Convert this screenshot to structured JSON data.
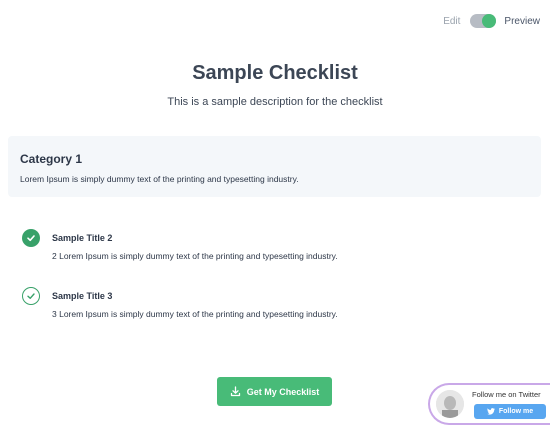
{
  "topbar": {
    "edit_label": "Edit",
    "preview_label": "Preview"
  },
  "checklist": {
    "title": "Sample Checklist",
    "description": "This is a sample description for the checklist"
  },
  "category": {
    "title": "Category 1",
    "text": "Lorem Ipsum is simply dummy text of the printing and typesetting industry."
  },
  "items": [
    {
      "title": "Sample Title 2",
      "text": "2 Lorem Ipsum is simply dummy text of the printing and typesetting industry.",
      "checked": true
    },
    {
      "title": "Sample Title 3",
      "text": "3 Lorem Ipsum is simply dummy text of the printing and typesetting industry.",
      "checked": false
    }
  ],
  "cta": {
    "label": "Get My Checklist"
  },
  "twitter": {
    "label": "Follow me on Twitter",
    "button_label": "Follow me"
  },
  "colors": {
    "accent": "#48bb78",
    "check": "#38a169",
    "twitter": "#58a6f0",
    "border": "#c9a8e8"
  }
}
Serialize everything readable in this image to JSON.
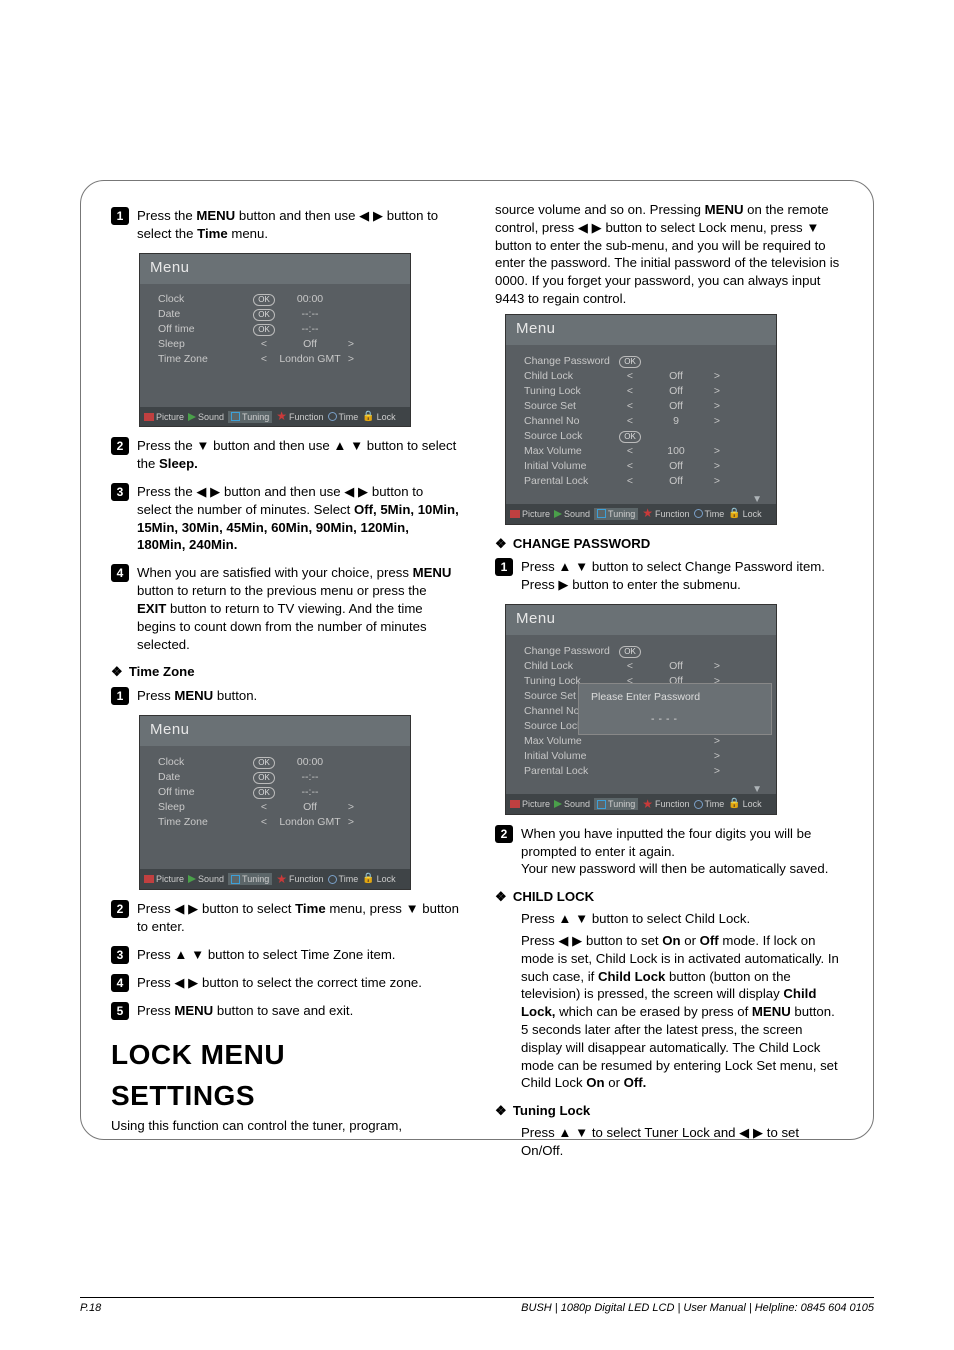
{
  "left": {
    "step1": {
      "pre": "Press the ",
      "b1": "MENU",
      "mid": " button and then use ",
      "arrows": "◀  ▶",
      "post": " button to select the ",
      "b2": "Time",
      "end": " menu."
    },
    "step2": {
      "pre": "Press the ",
      "a1": "▼",
      "mid": " button and then use ",
      "a2": "▲ ▼",
      "post": " button to select the ",
      "b": "Sleep."
    },
    "step3": {
      "pre": "Press the ",
      "a1": "◀  ▶",
      "mid": " button and then use ",
      "a2": "◀  ▶",
      "post": " button to select the number of minutes. Select ",
      "b": "Off, 5Min, 10Min, 15Min, 30Min, 45Min, 60Min, 90Min, 120Min, 180Min, 240Min."
    },
    "step4": {
      "l1": "When you are satisfied with your choice, press ",
      "b1": "MENU",
      "l2": " button to return to the previous menu or press the ",
      "b2": "EXIT",
      "l3": " button to return to TV viewing. And the time begins to count down from the number of minutes selected."
    },
    "tz_head": "Time Zone",
    "tz1": {
      "pre": "Press ",
      "b": "MENU",
      "post": " button."
    },
    "tz2": {
      "pre": "Press ",
      "a1": "◀  ▶",
      "mid": " button to select ",
      "b": "Time",
      "mid2": " menu, press ",
      "a2": "▼",
      "post": " button to enter."
    },
    "tz3": {
      "pre": "Press ",
      "a": "▲ ▼",
      "post": "  button to select Time Zone item."
    },
    "tz4": {
      "pre": "Press ",
      "a": "◀  ▶",
      "post": " button to select the correct time zone."
    },
    "tz5": {
      "pre": "Press ",
      "b": "MENU",
      "post": " button to save and exit."
    },
    "h1": "LOCK MENU",
    "h2": "SETTINGS",
    "tail": "Using this function can control the tuner, program,"
  },
  "right": {
    "intro": {
      "l1": "source volume and so on. Pressing ",
      "b1": "MENU",
      "l2": " on the remote control, press ",
      "a1": "◀  ▶",
      "l3": " button to select Lock menu, press ",
      "a2": "▼",
      "l4": " button to enter the sub-menu, and you will be required to enter the password. The initial password of the television is 0000. If you forget your password, you can always input 9443 to regain control."
    },
    "cp_head": "CHANGE PASSWORD",
    "cp1": {
      "pre": "Press ",
      "a": "▲ ▼",
      "mid": " button to select Change Password item. Press ",
      "a2": "▶",
      "post": " button to enter the submenu."
    },
    "cp2": "When you have inputted the four digits you will be prompted to enter it again.",
    "cp2b": "Your new password will then be automatically saved.",
    "cl_head": "CHILD LOCK",
    "cl1": {
      "pre": "Press ",
      "a": "▲ ▼",
      "post": "  button to select Child Lock."
    },
    "cl2": {
      "pre": "Press ",
      "a": "◀  ▶",
      "mid": " button to set ",
      "b1": "On",
      "mid2": " or ",
      "b2": "Off",
      "mid3": " mode. If lock on mode is set, Child Lock is in activated automatically. In such case, if ",
      "b3": "Child Lock",
      "mid4": " button (button on the television) is pressed, the screen will display ",
      "b4": "Child Lock,",
      "mid5": " which can be erased by press of ",
      "b5": "MENU",
      "mid6": " button. 5 seconds later after the latest press, the screen display will disappear automatically. The Child Lock mode can be resumed by entering Lock Set menu, set Child Lock ",
      "b6": "On",
      "mid7": " or ",
      "b7": "Off."
    },
    "tl_head": "Tuning Lock",
    "tl1": {
      "pre": "Press ",
      "a1": "▲ ▼",
      "mid": " to select Tuner Lock and ",
      "a2": "◀  ▶",
      "post": " to set On/Off."
    }
  },
  "osd_time": {
    "title": "Menu",
    "rows": [
      {
        "label": "Clock",
        "pre": "OK",
        "val": "00:00",
        "post": ""
      },
      {
        "label": "Date",
        "pre": "OK",
        "val": "--:--",
        "post": ""
      },
      {
        "label": "Off time",
        "pre": "OK",
        "val": "--:--",
        "post": ""
      },
      {
        "label": "Sleep",
        "pre": "<",
        "val": "Off",
        "post": ">"
      },
      {
        "label": "Time Zone",
        "pre": "<",
        "val": "London GMT",
        "post": ">"
      }
    ]
  },
  "osd_lock": {
    "title": "Menu",
    "rows": [
      {
        "label": "Change Password",
        "pre": "OK",
        "val": "",
        "post": ""
      },
      {
        "label": "Child Lock",
        "pre": "<",
        "val": "Off",
        "post": ">"
      },
      {
        "label": "Tuning Lock",
        "pre": "<",
        "val": "Off",
        "post": ">"
      },
      {
        "label": "Source Set",
        "pre": "<",
        "val": "Off",
        "post": ">"
      },
      {
        "label": "Channel No",
        "pre": "<",
        "val": "9",
        "post": ">"
      },
      {
        "label": "Source Lock",
        "pre": "OK",
        "val": "",
        "post": ""
      },
      {
        "label": "Max Volume",
        "pre": "<",
        "val": "100",
        "post": ">"
      },
      {
        "label": "Initial Volume",
        "pre": "<",
        "val": "Off",
        "post": ">"
      },
      {
        "label": "Parental Lock",
        "pre": "<",
        "val": "Off",
        "post": ">"
      }
    ]
  },
  "osd_lock2": {
    "title": "Menu",
    "rows": [
      {
        "label": "Change Password",
        "pre": "OK",
        "val": "",
        "post": ""
      },
      {
        "label": "Child Lock",
        "pre": "<",
        "val": "Off",
        "post": ">"
      },
      {
        "label": "Tuning Lock",
        "pre": "<",
        "val": "Off",
        "post": ">"
      },
      {
        "label": "Source Set",
        "pre": "",
        "val": "",
        "post": ">"
      },
      {
        "label": "Channel No",
        "pre": "",
        "val": "",
        "post": ">"
      },
      {
        "label": "Source Lock",
        "pre": "",
        "val": "",
        "post": ""
      },
      {
        "label": "Max Volume",
        "pre": "",
        "val": "",
        "post": ">"
      },
      {
        "label": "Initial Volume",
        "pre": "",
        "val": "",
        "post": ">"
      },
      {
        "label": "Parental Lock",
        "pre": "",
        "val": "",
        "post": ">"
      }
    ],
    "overlay_title": "Please Enter Password",
    "overlay_val": "----"
  },
  "osd_footer": {
    "picture": "Picture",
    "sound": "Sound",
    "tuning": "Tuning",
    "function": "Function",
    "time": "Time",
    "lock": "Lock"
  },
  "footer": {
    "left": "P.18",
    "right": "BUSH  | 1080p  Digital LED LCD | User Manual | Helpline: 0845 604 0105"
  }
}
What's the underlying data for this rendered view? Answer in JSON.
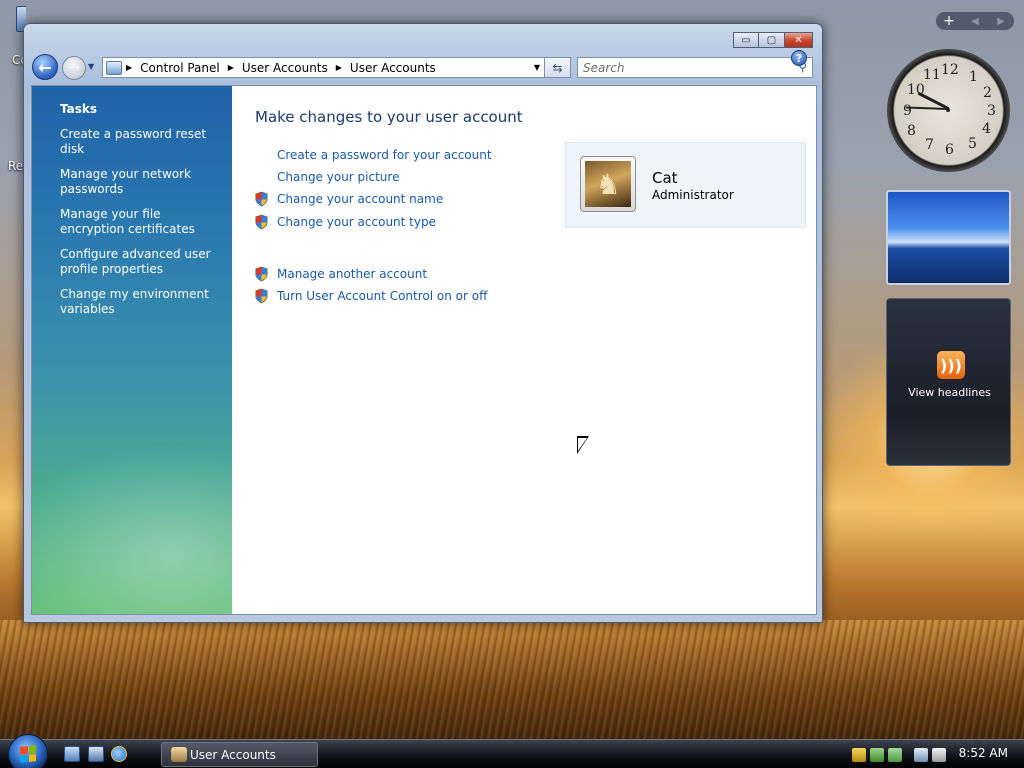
{
  "desktop": {
    "icon_label_1": "Co",
    "icon_label_2": "Re"
  },
  "window": {
    "controls": {
      "minimize": "▭",
      "maximize": "▢",
      "close": "✕"
    },
    "address_bar": {
      "crumbs": [
        "Control Panel",
        "User Accounts",
        "User Accounts"
      ]
    },
    "search": {
      "placeholder": "Search"
    },
    "sidebar": {
      "heading": "Tasks",
      "items": [
        "Create a password reset disk",
        "Manage your network passwords",
        "Manage your file encryption certificates",
        "Configure advanced user profile properties",
        "Change my environment variables"
      ]
    },
    "main": {
      "title": "Make changes to your user account",
      "links": [
        {
          "label": "Create a password for your account",
          "shield": false
        },
        {
          "label": "Change your picture",
          "shield": false
        },
        {
          "label": "Change your account name",
          "shield": true
        },
        {
          "label": "Change your account type",
          "shield": true
        },
        {
          "label": "Manage another account",
          "shield": true
        },
        {
          "label": "Turn User Account Control on or off",
          "shield": true
        }
      ],
      "account": {
        "name": "Cat",
        "type": "Administrator"
      }
    }
  },
  "gadgets": {
    "clock": {
      "numbers": [
        "12",
        "1",
        "2",
        "3",
        "4",
        "5",
        "6",
        "7",
        "8",
        "9",
        "10",
        "11"
      ],
      "time": "8:52"
    },
    "feed": {
      "label": "View headlines"
    }
  },
  "taskbar": {
    "window_button": "User Accounts",
    "clock": "8:52 AM"
  },
  "colors": {
    "link": "#1a58a8",
    "title": "#1c3a6d",
    "sidebar_top": "#1f63a8",
    "sidebar_bottom": "#5fbf75"
  }
}
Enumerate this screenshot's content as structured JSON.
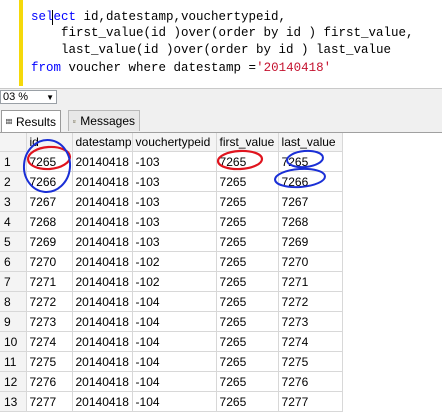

◆ ◆ ◆

## Goal
Among the entries above, identify all lines with "display" and copy them.

## Full solution
      "mid4": " button (button on the television) is pressed, the screen will display ",
      "mid6": " button. 5 seconds later after the latest press, the screen display will disappear automatically. The Child Lock mode can be resumed by entering Lock Set menu, set Child Lock ",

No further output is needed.